--- BEGIN Material ---

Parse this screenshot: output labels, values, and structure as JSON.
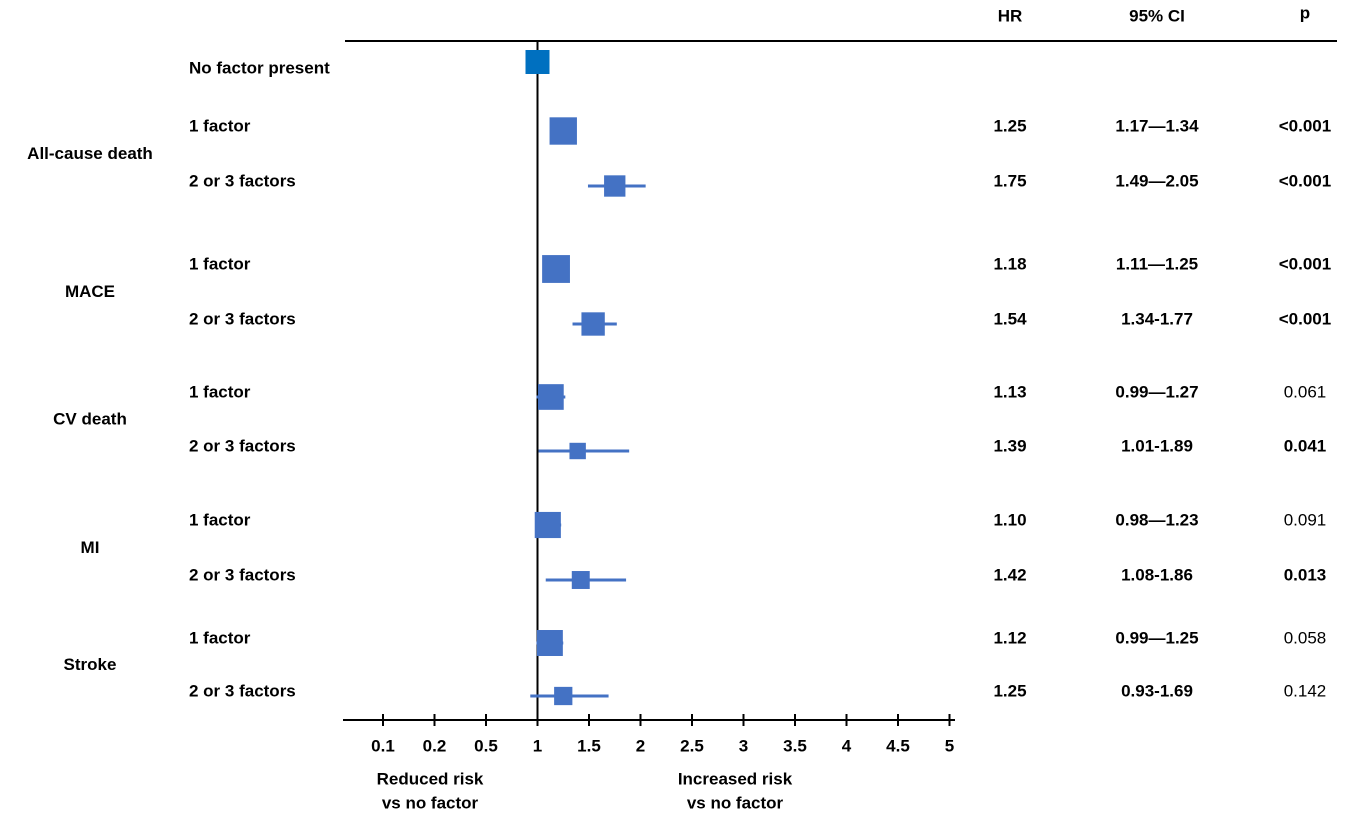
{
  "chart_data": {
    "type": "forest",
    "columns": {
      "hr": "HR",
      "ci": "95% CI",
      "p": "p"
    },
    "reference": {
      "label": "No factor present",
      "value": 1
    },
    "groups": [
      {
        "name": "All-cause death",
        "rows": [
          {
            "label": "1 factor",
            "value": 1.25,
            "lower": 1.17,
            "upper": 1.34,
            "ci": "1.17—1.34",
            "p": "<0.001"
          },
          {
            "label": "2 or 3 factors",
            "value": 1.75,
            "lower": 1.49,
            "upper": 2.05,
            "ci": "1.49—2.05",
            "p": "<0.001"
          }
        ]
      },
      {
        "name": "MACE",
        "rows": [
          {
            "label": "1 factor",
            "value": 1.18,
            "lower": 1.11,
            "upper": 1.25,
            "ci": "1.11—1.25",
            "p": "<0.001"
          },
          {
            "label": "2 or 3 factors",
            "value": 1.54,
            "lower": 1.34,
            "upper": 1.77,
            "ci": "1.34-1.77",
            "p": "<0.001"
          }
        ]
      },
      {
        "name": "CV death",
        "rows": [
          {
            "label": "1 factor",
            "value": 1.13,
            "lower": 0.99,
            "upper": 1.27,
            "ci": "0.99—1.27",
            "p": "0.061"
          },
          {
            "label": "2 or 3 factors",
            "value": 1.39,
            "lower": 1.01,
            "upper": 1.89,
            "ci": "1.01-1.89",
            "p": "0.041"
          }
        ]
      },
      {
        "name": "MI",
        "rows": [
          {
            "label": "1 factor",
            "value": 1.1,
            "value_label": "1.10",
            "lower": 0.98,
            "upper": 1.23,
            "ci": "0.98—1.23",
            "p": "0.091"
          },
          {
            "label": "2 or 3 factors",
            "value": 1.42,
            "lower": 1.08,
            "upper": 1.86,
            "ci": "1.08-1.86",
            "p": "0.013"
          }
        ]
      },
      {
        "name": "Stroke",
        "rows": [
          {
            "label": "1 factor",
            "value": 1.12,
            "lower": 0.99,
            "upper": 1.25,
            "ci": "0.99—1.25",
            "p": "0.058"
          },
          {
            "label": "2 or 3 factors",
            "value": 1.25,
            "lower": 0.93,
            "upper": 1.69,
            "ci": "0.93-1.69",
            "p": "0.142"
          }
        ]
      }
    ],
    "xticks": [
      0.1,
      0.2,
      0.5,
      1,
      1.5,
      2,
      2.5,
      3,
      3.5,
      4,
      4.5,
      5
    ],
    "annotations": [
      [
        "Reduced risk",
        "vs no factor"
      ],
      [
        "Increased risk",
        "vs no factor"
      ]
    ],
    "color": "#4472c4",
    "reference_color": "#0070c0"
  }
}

--- END Material ---

Above are the entries; count how many of their lines contain the word "upper" and give only that number.

The answer
10